[Stored data entries]

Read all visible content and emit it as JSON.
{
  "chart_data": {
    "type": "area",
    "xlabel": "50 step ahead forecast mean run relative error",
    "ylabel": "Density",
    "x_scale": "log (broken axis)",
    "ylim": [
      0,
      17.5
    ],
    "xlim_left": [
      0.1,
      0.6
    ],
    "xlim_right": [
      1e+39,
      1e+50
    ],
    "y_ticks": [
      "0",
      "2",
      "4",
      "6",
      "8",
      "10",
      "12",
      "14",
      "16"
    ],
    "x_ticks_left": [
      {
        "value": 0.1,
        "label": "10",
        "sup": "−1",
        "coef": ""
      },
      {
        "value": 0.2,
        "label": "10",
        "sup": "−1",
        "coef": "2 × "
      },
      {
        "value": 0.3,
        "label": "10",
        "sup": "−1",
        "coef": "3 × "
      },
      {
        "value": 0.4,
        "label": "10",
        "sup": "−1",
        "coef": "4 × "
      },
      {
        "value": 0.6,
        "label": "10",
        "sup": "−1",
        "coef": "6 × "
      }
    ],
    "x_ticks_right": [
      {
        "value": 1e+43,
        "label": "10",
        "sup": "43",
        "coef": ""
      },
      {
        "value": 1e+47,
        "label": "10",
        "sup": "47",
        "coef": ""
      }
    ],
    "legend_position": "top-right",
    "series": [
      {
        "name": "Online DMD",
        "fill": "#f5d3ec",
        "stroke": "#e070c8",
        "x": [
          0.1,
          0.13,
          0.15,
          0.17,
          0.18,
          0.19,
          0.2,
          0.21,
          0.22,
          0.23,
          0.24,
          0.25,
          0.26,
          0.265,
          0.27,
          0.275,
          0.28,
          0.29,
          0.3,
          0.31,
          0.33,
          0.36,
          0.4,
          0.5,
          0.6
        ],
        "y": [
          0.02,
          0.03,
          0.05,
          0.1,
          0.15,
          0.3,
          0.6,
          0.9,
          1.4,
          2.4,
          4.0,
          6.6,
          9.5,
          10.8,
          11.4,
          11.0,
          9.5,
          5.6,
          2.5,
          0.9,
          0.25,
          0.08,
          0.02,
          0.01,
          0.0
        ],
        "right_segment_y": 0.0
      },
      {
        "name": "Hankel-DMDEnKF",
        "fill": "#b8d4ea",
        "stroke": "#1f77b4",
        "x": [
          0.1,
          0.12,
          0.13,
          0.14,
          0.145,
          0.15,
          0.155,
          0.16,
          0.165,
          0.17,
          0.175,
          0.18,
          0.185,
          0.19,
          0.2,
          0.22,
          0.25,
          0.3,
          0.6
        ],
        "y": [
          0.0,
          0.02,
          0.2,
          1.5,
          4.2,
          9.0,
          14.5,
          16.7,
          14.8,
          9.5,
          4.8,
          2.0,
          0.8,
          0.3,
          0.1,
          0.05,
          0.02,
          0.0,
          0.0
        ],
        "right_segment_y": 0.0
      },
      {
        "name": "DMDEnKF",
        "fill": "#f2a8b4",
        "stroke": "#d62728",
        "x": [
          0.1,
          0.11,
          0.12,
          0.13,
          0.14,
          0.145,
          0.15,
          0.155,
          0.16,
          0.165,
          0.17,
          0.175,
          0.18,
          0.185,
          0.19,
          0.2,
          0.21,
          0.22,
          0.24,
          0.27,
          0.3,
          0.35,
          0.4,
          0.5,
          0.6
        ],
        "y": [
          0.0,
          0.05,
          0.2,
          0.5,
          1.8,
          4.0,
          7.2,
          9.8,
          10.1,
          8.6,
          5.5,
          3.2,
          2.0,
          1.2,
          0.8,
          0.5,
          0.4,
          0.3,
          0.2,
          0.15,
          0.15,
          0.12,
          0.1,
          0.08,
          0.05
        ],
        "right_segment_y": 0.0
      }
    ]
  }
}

### [What you should do]
Faithfully copy every entry, leaving nothing out.

### [Written response]
Read all visible content and emit it as JSON.
{
  "chart_data": {
    "type": "area",
    "xlabel": "50 step ahead forecast mean run relative error",
    "ylabel": "Density",
    "x_scale": "log (broken axis)",
    "ylim": [
      0,
      17.5
    ],
    "xlim_left": [
      0.1,
      0.6
    ],
    "xlim_right": [
      1e+39,
      1e+50
    ],
    "y_ticks": [
      "0",
      "2",
      "4",
      "6",
      "8",
      "10",
      "12",
      "14",
      "16"
    ],
    "x_ticks_left": [
      {
        "value": 0.1,
        "label": "10",
        "sup": "−1",
        "coef": ""
      },
      {
        "value": 0.2,
        "label": "10",
        "sup": "−1",
        "coef": "2 × "
      },
      {
        "value": 0.3,
        "label": "10",
        "sup": "−1",
        "coef": "3 × "
      },
      {
        "value": 0.4,
        "label": "10",
        "sup": "−1",
        "coef": "4 × "
      },
      {
        "value": 0.6,
        "label": "10",
        "sup": "−1",
        "coef": "6 × "
      }
    ],
    "x_ticks_right": [
      {
        "value": 1e+43,
        "label": "10",
        "sup": "43",
        "coef": ""
      },
      {
        "value": 1e+47,
        "label": "10",
        "sup": "47",
        "coef": ""
      }
    ],
    "legend_position": "top-right",
    "series": [
      {
        "name": "Online DMD",
        "fill": "#f5d3ec",
        "stroke": "#e070c8",
        "x": [
          0.1,
          0.13,
          0.15,
          0.17,
          0.18,
          0.19,
          0.2,
          0.21,
          0.22,
          0.23,
          0.24,
          0.25,
          0.26,
          0.265,
          0.27,
          0.275,
          0.28,
          0.29,
          0.3,
          0.31,
          0.33,
          0.36,
          0.4,
          0.5,
          0.6
        ],
        "y": [
          0.02,
          0.03,
          0.05,
          0.1,
          0.15,
          0.3,
          0.6,
          0.9,
          1.4,
          2.4,
          4.0,
          6.6,
          9.5,
          10.8,
          11.4,
          11.0,
          9.5,
          5.6,
          2.5,
          0.9,
          0.25,
          0.08,
          0.02,
          0.01,
          0.0
        ],
        "right_segment_y": 0.0
      },
      {
        "name": "Hankel-DMDEnKF",
        "fill": "#b8d4ea",
        "stroke": "#1f77b4",
        "x": [
          0.1,
          0.12,
          0.13,
          0.14,
          0.145,
          0.15,
          0.155,
          0.16,
          0.165,
          0.17,
          0.175,
          0.18,
          0.185,
          0.19,
          0.2,
          0.22,
          0.25,
          0.3,
          0.6
        ],
        "y": [
          0.0,
          0.02,
          0.2,
          1.5,
          4.2,
          9.0,
          14.5,
          16.7,
          14.8,
          9.5,
          4.8,
          2.0,
          0.8,
          0.3,
          0.1,
          0.05,
          0.02,
          0.0,
          0.0
        ],
        "right_segment_y": 0.0
      },
      {
        "name": "DMDEnKF",
        "fill": "#f2a8b4",
        "stroke": "#d62728",
        "x": [
          0.1,
          0.11,
          0.12,
          0.13,
          0.14,
          0.145,
          0.15,
          0.155,
          0.16,
          0.165,
          0.17,
          0.175,
          0.18,
          0.185,
          0.19,
          0.2,
          0.21,
          0.22,
          0.24,
          0.27,
          0.3,
          0.35,
          0.4,
          0.5,
          0.6
        ],
        "y": [
          0.0,
          0.05,
          0.2,
          0.5,
          1.8,
          4.0,
          7.2,
          9.8,
          10.1,
          8.6,
          5.5,
          3.2,
          2.0,
          1.2,
          0.8,
          0.5,
          0.4,
          0.3,
          0.2,
          0.15,
          0.15,
          0.12,
          0.1,
          0.08,
          0.05
        ],
        "right_segment_y": 0.0
      }
    ]
  }
}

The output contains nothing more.